EXERCISE DESCRIPTION. Transcribe each line of the records below exactly, excluding any embedded images.

SOURCE MATERIAL.
***

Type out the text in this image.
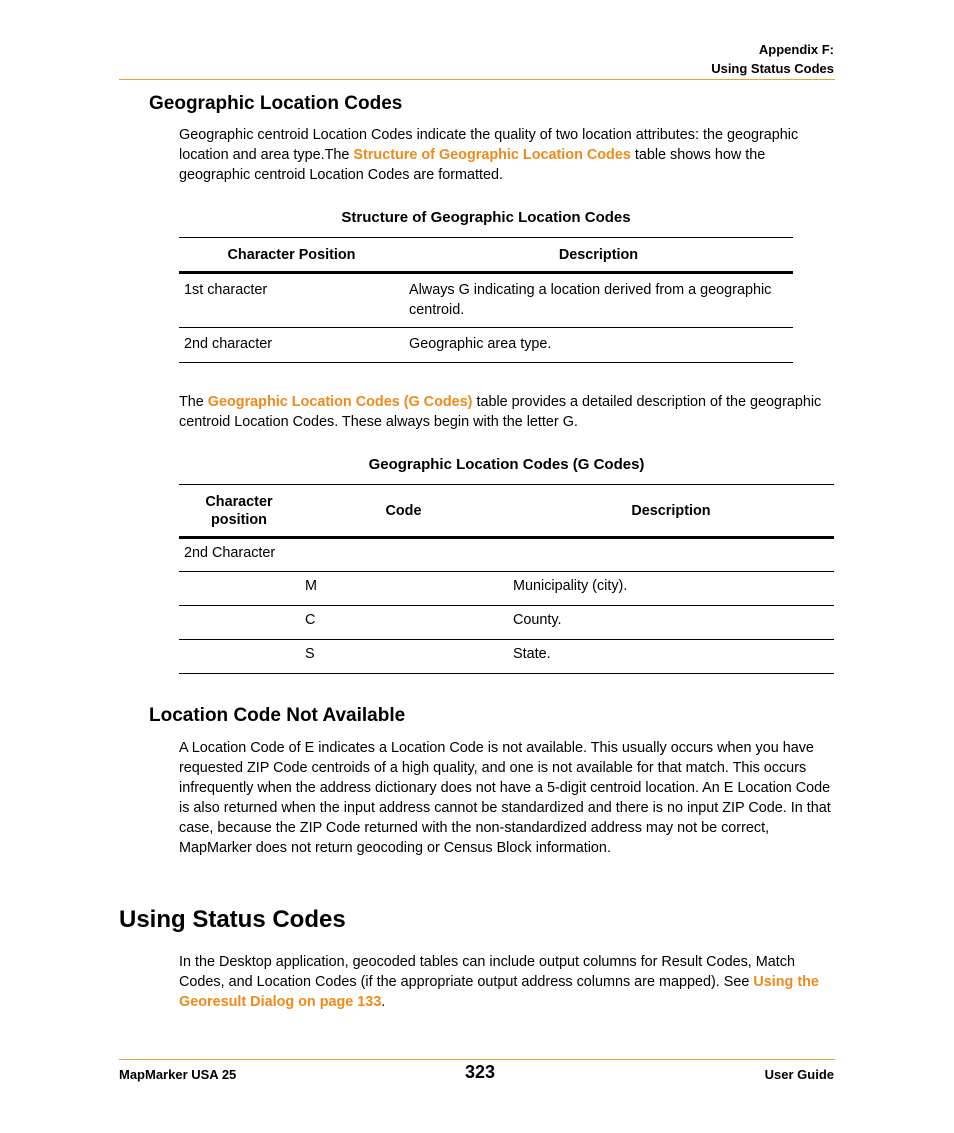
Appendix F:
Using Status Codes
Geographic Location Codes
Geographic centroid Location Codes indicate the quality of two location attributes: the geographic location and area type.The Structure of Geographic Location Codes table shows how the geographic centroid Location Codes are formatted.
Structure of Geographic Location Codes
Character Position	Description
1st character	Always G indicating a location derived from a geographic centroid.
2nd character	Geographic area type.
The Geographic Location Codes (G Codes) table provides a detailed description of the geographic centroid Location Codes. These always begin with the letter G.
Geographic Location Codes (G Codes)
Character position	Code	Description
2nd Character		
	M	Municipality (city).
	C	County.
	S	State.
Location Code Not Available
A Location Code of E indicates a Location Code is not available. This usually occurs when you have requested ZIP Code centroids of a high quality, and one is not available for that match. This occurs infrequently when the address dictionary does not have a 5-digit centroid location. An E Location Code is also returned when the input address cannot be standardized and there is no input ZIP Code. In that case, because the ZIP Code returned with the non-standardized address may not be correct, MapMarker does not return geocoding or Census Block information.
Using Status Codes
In the Desktop application, geocoded tables can include output columns for Result Codes, Match Codes, and Location Codes (if the appropriate output address columns are mapped). See Using the Georesult Dialog on page 133.
MapMarker USA 25	323	User Guide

***

CORRECT ANSWER.
Type out the text in this image.
Appendix F:
Using Status Codes
Geographic Location Codes
Geographic centroid Location Codes indicate the quality of two location attributes: the geographic location and area type.The Structure of Geographic Location Codes table shows how the geographic centroid Location Codes are formatted.
Structure of Geographic Location Codes
Character Position	Description
1st character	Always G indicating a location derived from a geographic centroid.
2nd character	Geographic area type.
The Geographic Location Codes (G Codes) table provides a detailed description of the geographic centroid Location Codes. These always begin with the letter G.
Geographic Location Codes (G Codes)
Character position	Code	Description
2nd Character		
	M	Municipality (city).
	C	County.
	S	State.
Location Code Not Available
A Location Code of E indicates a Location Code is not available. This usually occurs when you have requested ZIP Code centroids of a high quality, and one is not available for that match. This occurs infrequently when the address dictionary does not have a 5-digit centroid location. An E Location Code is also returned when the input address cannot be standardized and there is no input ZIP Code. In that case, because the ZIP Code returned with the non-standardized address may not be correct, MapMarker does not return geocoding or Census Block information.
Using Status Codes
In the Desktop application, geocoded tables can include output columns for Result Codes, Match Codes, and Location Codes (if the appropriate output address columns are mapped). See Using the Georesult Dialog on page 133.
MapMarker USA 25	323	User Guide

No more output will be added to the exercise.